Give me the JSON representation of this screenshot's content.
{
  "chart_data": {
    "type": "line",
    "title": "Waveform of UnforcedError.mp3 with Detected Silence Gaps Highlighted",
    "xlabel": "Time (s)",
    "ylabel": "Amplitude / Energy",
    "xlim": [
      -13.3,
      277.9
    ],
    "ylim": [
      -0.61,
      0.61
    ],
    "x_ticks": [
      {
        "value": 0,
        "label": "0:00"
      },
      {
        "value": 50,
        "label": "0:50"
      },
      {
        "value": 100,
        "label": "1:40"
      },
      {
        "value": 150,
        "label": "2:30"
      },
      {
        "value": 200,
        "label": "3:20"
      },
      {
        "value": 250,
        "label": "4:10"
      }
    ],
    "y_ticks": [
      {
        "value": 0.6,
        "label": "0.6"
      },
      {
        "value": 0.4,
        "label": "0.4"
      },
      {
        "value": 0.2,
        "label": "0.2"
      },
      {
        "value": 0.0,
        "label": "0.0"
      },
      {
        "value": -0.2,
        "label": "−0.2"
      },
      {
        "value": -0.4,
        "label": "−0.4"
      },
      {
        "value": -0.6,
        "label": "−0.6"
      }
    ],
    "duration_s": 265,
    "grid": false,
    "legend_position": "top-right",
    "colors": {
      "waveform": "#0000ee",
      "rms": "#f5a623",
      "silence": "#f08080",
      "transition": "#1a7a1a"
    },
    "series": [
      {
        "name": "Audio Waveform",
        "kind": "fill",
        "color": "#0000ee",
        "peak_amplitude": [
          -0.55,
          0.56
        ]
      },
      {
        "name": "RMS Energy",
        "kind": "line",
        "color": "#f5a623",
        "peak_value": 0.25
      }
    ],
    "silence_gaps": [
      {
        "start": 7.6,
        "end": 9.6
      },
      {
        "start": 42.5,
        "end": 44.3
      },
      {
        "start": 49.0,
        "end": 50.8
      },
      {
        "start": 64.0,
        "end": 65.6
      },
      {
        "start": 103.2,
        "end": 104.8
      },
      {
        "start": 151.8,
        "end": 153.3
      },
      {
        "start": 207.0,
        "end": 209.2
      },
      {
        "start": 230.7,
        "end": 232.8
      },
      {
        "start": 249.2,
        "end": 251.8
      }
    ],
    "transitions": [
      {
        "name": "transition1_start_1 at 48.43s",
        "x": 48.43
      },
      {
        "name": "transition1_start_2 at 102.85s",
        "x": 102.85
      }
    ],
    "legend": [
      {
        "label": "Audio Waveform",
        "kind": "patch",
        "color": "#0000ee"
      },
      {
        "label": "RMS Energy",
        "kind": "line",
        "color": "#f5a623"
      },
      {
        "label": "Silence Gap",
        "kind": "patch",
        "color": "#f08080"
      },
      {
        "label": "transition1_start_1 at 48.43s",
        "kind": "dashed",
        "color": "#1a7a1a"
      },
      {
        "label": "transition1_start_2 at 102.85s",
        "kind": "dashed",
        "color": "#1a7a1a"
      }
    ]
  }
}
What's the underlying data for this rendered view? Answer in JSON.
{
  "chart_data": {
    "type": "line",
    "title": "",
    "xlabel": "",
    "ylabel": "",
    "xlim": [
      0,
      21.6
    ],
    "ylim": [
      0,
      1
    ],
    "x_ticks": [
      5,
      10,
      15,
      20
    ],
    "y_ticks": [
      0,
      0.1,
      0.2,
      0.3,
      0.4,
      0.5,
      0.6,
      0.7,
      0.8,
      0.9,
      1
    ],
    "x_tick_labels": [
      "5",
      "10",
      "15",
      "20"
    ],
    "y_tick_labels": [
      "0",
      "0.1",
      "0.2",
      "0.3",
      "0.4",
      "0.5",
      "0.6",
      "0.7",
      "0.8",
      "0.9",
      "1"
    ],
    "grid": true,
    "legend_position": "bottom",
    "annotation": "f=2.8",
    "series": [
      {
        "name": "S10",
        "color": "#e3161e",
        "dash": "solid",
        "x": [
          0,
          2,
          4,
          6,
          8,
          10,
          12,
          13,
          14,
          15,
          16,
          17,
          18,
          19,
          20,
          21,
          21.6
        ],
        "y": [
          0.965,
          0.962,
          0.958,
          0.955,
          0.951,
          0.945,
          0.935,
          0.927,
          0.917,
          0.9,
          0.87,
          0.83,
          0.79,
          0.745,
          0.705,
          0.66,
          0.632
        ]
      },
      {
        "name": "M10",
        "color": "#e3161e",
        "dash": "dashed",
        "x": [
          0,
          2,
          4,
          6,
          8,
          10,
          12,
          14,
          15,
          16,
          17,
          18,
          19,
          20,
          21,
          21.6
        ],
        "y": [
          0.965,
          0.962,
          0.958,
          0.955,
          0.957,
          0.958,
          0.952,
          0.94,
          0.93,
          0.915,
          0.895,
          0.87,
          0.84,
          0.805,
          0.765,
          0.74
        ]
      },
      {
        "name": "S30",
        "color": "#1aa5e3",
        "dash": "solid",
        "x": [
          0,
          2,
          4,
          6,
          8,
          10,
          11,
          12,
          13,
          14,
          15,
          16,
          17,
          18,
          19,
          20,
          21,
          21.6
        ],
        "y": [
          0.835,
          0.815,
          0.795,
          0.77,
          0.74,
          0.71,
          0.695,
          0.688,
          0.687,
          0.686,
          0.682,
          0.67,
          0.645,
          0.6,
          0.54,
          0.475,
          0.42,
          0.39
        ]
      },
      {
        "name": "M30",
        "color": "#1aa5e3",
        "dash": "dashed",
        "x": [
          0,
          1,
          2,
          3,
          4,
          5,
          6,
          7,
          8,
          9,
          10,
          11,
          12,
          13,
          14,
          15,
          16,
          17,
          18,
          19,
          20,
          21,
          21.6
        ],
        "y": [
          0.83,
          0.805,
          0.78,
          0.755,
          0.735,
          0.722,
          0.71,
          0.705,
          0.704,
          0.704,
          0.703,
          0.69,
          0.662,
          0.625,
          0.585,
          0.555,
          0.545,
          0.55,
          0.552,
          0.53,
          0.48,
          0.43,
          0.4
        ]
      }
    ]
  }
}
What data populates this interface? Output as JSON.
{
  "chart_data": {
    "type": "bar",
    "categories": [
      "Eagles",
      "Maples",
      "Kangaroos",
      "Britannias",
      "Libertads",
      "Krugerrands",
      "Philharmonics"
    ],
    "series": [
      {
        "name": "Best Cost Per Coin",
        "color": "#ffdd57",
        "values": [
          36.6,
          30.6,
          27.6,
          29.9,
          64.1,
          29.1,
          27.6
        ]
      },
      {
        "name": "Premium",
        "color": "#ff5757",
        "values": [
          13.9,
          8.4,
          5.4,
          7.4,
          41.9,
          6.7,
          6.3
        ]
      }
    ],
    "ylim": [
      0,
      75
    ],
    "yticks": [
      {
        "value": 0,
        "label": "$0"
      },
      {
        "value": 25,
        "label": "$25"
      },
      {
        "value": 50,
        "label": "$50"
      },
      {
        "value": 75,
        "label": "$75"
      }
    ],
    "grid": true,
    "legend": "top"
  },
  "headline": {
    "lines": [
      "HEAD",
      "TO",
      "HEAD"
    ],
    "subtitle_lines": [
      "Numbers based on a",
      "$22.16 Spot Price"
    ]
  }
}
········
Gather every line containing the word "this" and copy it.

Give me the JSON representation of this screenshot's content.
What's the underlying data for this rendered view? Answer in JSON.
What data populates this interface? Output as JSON.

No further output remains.